Data entries:
::::::::::

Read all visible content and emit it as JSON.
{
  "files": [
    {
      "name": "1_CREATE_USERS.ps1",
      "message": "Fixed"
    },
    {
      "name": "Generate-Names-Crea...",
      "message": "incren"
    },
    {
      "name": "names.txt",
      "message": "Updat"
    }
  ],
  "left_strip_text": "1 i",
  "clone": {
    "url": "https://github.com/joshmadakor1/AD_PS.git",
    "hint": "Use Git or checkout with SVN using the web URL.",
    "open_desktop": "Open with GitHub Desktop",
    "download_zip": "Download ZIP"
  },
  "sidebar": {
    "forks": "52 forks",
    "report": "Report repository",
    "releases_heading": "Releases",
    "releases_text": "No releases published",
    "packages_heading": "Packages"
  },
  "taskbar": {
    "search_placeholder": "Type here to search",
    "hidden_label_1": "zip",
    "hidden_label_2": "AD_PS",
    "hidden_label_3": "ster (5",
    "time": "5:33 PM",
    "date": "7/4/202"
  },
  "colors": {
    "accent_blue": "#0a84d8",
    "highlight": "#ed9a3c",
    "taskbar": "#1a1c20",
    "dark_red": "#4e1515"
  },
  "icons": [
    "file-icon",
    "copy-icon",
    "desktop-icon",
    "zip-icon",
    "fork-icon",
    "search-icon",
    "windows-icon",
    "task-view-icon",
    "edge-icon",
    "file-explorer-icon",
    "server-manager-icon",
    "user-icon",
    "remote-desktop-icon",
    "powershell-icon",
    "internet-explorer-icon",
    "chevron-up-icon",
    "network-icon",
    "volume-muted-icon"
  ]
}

::::::::::

WORK REQUIRED:
Pull out the lines above in which the word "name" appears.

FULL RESPONSE:
      "name": "1_CREATE_USERS.ps1",
      "name": "Generate-Names-Crea...",
      "name": "names.txt",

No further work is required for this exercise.